• **Aufgabenstellung**: Übertragen Sie sämtliche Zeilen der folgenden Daten ohne jede Änderung.

• **Bereitgestellte Daten**:
________

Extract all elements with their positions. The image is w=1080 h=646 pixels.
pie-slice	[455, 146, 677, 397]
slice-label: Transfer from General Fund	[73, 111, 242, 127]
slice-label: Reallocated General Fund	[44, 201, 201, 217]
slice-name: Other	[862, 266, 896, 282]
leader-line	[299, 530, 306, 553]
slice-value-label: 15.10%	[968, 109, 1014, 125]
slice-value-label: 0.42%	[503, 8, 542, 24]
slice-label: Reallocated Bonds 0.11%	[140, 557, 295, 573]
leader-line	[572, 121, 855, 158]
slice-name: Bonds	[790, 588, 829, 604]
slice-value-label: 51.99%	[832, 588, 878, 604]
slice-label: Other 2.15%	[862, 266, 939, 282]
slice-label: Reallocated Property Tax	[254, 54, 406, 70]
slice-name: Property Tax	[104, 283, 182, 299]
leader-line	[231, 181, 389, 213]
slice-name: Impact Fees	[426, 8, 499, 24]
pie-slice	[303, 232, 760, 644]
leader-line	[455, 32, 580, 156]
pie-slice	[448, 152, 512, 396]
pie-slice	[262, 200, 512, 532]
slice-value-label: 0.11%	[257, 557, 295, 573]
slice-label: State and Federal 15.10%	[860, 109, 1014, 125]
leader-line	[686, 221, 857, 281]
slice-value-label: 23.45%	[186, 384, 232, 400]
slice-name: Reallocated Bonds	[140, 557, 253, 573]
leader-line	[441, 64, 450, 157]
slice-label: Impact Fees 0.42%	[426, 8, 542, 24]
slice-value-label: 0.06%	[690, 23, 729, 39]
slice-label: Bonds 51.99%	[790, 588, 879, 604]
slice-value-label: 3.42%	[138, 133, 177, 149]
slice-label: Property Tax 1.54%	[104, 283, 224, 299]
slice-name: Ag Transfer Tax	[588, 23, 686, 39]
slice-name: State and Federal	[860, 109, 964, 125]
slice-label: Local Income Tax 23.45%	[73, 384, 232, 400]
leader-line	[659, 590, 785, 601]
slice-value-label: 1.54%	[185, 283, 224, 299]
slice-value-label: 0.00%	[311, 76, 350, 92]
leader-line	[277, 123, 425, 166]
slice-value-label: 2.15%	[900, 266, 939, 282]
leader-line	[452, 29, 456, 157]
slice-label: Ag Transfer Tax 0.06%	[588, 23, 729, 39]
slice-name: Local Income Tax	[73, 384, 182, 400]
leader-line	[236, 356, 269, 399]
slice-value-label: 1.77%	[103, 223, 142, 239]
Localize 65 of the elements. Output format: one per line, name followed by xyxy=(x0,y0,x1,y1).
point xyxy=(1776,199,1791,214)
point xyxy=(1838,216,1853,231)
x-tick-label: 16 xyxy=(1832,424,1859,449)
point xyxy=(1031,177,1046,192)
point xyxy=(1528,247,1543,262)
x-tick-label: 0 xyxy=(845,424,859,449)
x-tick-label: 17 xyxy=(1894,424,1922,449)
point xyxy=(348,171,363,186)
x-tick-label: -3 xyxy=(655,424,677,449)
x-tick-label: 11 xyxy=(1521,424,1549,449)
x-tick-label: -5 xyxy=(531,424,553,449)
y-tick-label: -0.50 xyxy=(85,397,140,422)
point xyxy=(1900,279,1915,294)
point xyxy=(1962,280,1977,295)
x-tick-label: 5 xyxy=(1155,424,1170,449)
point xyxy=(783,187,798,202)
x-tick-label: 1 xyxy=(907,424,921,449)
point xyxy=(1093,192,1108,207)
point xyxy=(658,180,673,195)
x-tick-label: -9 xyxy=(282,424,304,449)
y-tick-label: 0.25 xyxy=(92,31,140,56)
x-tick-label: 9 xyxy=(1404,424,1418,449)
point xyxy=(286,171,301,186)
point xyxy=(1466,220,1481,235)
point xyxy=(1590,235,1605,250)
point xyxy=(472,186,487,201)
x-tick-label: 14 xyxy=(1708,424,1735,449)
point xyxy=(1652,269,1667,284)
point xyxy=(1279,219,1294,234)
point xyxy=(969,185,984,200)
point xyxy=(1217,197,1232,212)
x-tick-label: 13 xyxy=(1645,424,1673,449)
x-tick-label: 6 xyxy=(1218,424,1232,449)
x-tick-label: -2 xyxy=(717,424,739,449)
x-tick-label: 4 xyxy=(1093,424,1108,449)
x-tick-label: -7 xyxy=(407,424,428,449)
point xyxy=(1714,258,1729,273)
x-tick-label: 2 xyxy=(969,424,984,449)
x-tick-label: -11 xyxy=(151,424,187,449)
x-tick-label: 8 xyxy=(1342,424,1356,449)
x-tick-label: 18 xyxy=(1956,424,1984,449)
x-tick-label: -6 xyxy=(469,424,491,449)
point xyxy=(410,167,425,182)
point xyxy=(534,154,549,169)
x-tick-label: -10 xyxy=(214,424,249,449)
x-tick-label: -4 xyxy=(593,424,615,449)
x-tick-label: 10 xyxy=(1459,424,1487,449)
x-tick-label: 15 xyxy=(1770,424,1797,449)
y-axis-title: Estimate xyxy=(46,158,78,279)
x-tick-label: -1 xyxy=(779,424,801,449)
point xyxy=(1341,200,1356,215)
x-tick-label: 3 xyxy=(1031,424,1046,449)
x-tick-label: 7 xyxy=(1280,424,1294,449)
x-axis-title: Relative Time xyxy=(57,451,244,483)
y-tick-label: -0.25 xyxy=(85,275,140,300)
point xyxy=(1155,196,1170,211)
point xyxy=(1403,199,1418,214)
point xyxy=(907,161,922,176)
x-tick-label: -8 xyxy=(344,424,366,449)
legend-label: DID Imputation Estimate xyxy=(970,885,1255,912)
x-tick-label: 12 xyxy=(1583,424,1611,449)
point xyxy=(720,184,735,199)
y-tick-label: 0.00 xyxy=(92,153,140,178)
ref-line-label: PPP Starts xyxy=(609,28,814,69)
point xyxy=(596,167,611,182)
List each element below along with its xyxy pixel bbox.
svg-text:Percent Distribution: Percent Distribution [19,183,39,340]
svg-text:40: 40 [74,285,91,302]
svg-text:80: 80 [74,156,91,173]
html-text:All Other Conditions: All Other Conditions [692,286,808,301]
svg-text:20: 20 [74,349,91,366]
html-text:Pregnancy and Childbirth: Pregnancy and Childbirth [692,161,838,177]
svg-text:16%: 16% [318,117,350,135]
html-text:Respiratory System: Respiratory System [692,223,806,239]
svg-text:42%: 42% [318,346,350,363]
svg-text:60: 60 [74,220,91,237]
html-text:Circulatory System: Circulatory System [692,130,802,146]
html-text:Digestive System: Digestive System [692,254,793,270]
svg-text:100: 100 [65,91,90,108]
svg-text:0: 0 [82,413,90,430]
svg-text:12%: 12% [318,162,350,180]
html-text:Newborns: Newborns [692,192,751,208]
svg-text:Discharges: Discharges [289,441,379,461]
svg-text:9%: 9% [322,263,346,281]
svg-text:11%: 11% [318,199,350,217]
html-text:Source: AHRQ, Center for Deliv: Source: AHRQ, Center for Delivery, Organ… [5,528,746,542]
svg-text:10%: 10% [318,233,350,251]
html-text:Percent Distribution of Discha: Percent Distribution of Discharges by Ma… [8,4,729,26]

________

• **Ergebnis**:
Extract all elements with their positions. The image is w=1080 h=646 pixels.
pie-slice	[455, 146, 677, 397]
slice-label: Transfer from General Fund	[73, 111, 242, 127]
slice-label: Reallocated General Fund	[44, 201, 201, 217]
slice-name: Other	[862, 266, 896, 282]
leader-line	[299, 530, 306, 553]
slice-value-label: 15.10%	[968, 109, 1014, 125]
slice-value-label: 0.42%	[503, 8, 542, 24]
slice-label: Reallocated Bonds 0.11%	[140, 557, 295, 573]
leader-line	[572, 121, 855, 158]
slice-name: Bonds	[790, 588, 829, 604]
slice-value-label: 51.99%	[832, 588, 878, 604]
slice-label: Other 2.15%	[862, 266, 939, 282]
slice-label: Reallocated Property Tax	[254, 54, 406, 70]
slice-name: Property Tax	[104, 283, 182, 299]
leader-line	[231, 181, 389, 213]
slice-name: Impact Fees	[426, 8, 499, 24]
pie-slice	[303, 232, 760, 644]
leader-line	[455, 32, 580, 156]
pie-slice	[448, 152, 512, 396]
pie-slice	[262, 200, 512, 532]
slice-value-label: 0.11%	[257, 557, 295, 573]
slice-label: State and Federal 15.10%	[860, 109, 1014, 125]
leader-line	[686, 221, 857, 281]
slice-value-label: 23.45%	[186, 384, 232, 400]
slice-name: Reallocated Bonds	[140, 557, 253, 573]
leader-line	[441, 64, 450, 157]
slice-label: Impact Fees 0.42%	[426, 8, 542, 24]
slice-value-label: 0.06%	[690, 23, 729, 39]
slice-label: Bonds 51.99%	[790, 588, 879, 604]
slice-value-label: 3.42%	[138, 133, 177, 149]
slice-label: Property Tax 1.54%	[104, 283, 224, 299]
slice-name: Ag Transfer Tax	[588, 23, 686, 39]
slice-name: State and Federal	[860, 109, 964, 125]
slice-label: Local Income Tax 23.45%	[73, 384, 232, 400]
leader-line	[659, 590, 785, 601]
slice-value-label: 1.54%	[185, 283, 224, 299]
slice-value-label: 0.00%	[311, 76, 350, 92]
leader-line	[277, 123, 425, 166]
slice-value-label: 2.15%	[900, 266, 939, 282]
leader-line	[452, 29, 456, 157]
slice-label: Ag Transfer Tax 0.06%	[588, 23, 729, 39]
slice-name: Local Income Tax	[73, 384, 182, 400]
leader-line	[236, 356, 269, 399]
slice-value-label: 1.77%	[103, 223, 142, 239]
Localize 65 of the elements. Output format: one per line, name followed by xyxy=(x0,y0,x1,y1).
point xyxy=(1776,199,1791,214)
point xyxy=(1838,216,1853,231)
x-tick-label: 16 xyxy=(1832,424,1859,449)
point xyxy=(1031,177,1046,192)
point xyxy=(1528,247,1543,262)
x-tick-label: 0 xyxy=(845,424,859,449)
x-tick-label: 17 xyxy=(1894,424,1922,449)
point xyxy=(348,171,363,186)
x-tick-label: -3 xyxy=(655,424,677,449)
x-tick-label: 11 xyxy=(1521,424,1549,449)
x-tick-label: -5 xyxy=(531,424,553,449)
y-tick-label: -0.50 xyxy=(85,397,140,422)
point xyxy=(1900,279,1915,294)
point xyxy=(1962,280,1977,295)
x-tick-label: 5 xyxy=(1155,424,1170,449)
point xyxy=(783,187,798,202)
x-tick-label: 1 xyxy=(907,424,921,449)
point xyxy=(1093,192,1108,207)
point xyxy=(658,180,673,195)
x-tick-label: -9 xyxy=(282,424,304,449)
y-tick-label: 0.25 xyxy=(92,31,140,56)
x-tick-label: 9 xyxy=(1404,424,1418,449)
point xyxy=(286,171,301,186)
point xyxy=(1466,220,1481,235)
point xyxy=(1590,235,1605,250)
point xyxy=(472,186,487,201)
x-tick-label: 14 xyxy=(1708,424,1735,449)
point xyxy=(1652,269,1667,284)
point xyxy=(1279,219,1294,234)
point xyxy=(969,185,984,200)
point xyxy=(1217,197,1232,212)
x-tick-label: 13 xyxy=(1645,424,1673,449)
x-tick-label: 6 xyxy=(1218,424,1232,449)
x-tick-label: -2 xyxy=(717,424,739,449)
x-tick-label: 4 xyxy=(1093,424,1108,449)
x-tick-label: -7 xyxy=(407,424,428,449)
point xyxy=(1714,258,1729,273)
x-tick-label: 2 xyxy=(969,424,984,449)
x-tick-label: -11 xyxy=(151,424,187,449)
x-tick-label: 8 xyxy=(1342,424,1356,449)
x-tick-label: 18 xyxy=(1956,424,1984,449)
x-tick-label: -6 xyxy=(469,424,491,449)
point xyxy=(410,167,425,182)
point xyxy=(534,154,549,169)
x-tick-label: -10 xyxy=(214,424,249,449)
x-tick-label: -4 xyxy=(593,424,615,449)
x-tick-label: 10 xyxy=(1459,424,1487,449)
x-tick-label: 15 xyxy=(1770,424,1797,449)
y-axis-title: Estimate xyxy=(46,158,78,279)
x-tick-label: -1 xyxy=(779,424,801,449)
point xyxy=(1341,200,1356,215)
x-tick-label: 3 xyxy=(1031,424,1046,449)
x-tick-label: 7 xyxy=(1280,424,1294,449)
x-axis-title: Relative Time xyxy=(57,451,244,483)
y-tick-label: -0.25 xyxy=(85,275,140,300)
point xyxy=(1155,196,1170,211)
point xyxy=(1403,199,1418,214)
point xyxy=(907,161,922,176)
x-tick-label: -8 xyxy=(344,424,366,449)
legend-label: DID Imputation Estimate xyxy=(970,885,1255,912)
x-tick-label: 12 xyxy=(1583,424,1611,449)
point xyxy=(720,184,735,199)
y-tick-label: 0.00 xyxy=(92,153,140,178)
ref-line-label: PPP Starts xyxy=(609,28,814,69)
point xyxy=(596,167,611,182)
List each element below along with its xyxy pixel bbox.
svg-text:Percent Distribution: Percent Distribution [19,183,39,340]
svg-text:40: 40 [74,285,91,302]
svg-text:80: 80 [74,156,91,173]
html-text:All Other Conditions: All Other Conditions [692,286,808,301]
svg-text:20: 20 [74,349,91,366]
html-text:Pregnancy and Childbirth: Pregnancy and Childbirth [692,161,838,177]
svg-text:16%: 16% [318,117,350,135]
html-text:Respiratory System: Respiratory System [692,223,806,239]
svg-text:42%: 42% [318,346,350,363]
svg-text:60: 60 [74,220,91,237]
html-text:Circulatory System: Circulatory System [692,130,802,146]
html-text:Digestive System: Digestive System [692,254,793,270]
svg-text:100: 100 [65,91,90,108]
svg-text:0: 0 [82,413,90,430]
svg-text:12%: 12% [318,162,350,180]
html-text:Newborns: Newborns [692,192,751,208]
svg-text:Discharges: Discharges [289,441,379,461]
svg-text:9%: 9% [322,263,346,281]
svg-text:11%: 11% [318,199,350,217]
html-text:Source: AHRQ, Center for Deliv: Source: AHRQ, Center for Delivery, Organ… [5,528,746,542]
svg-text:10%: 10% [318,233,350,251]
html-text:Percent Distribution of Discha: Percent Distribution of Discharges by Ma… [8,4,729,26]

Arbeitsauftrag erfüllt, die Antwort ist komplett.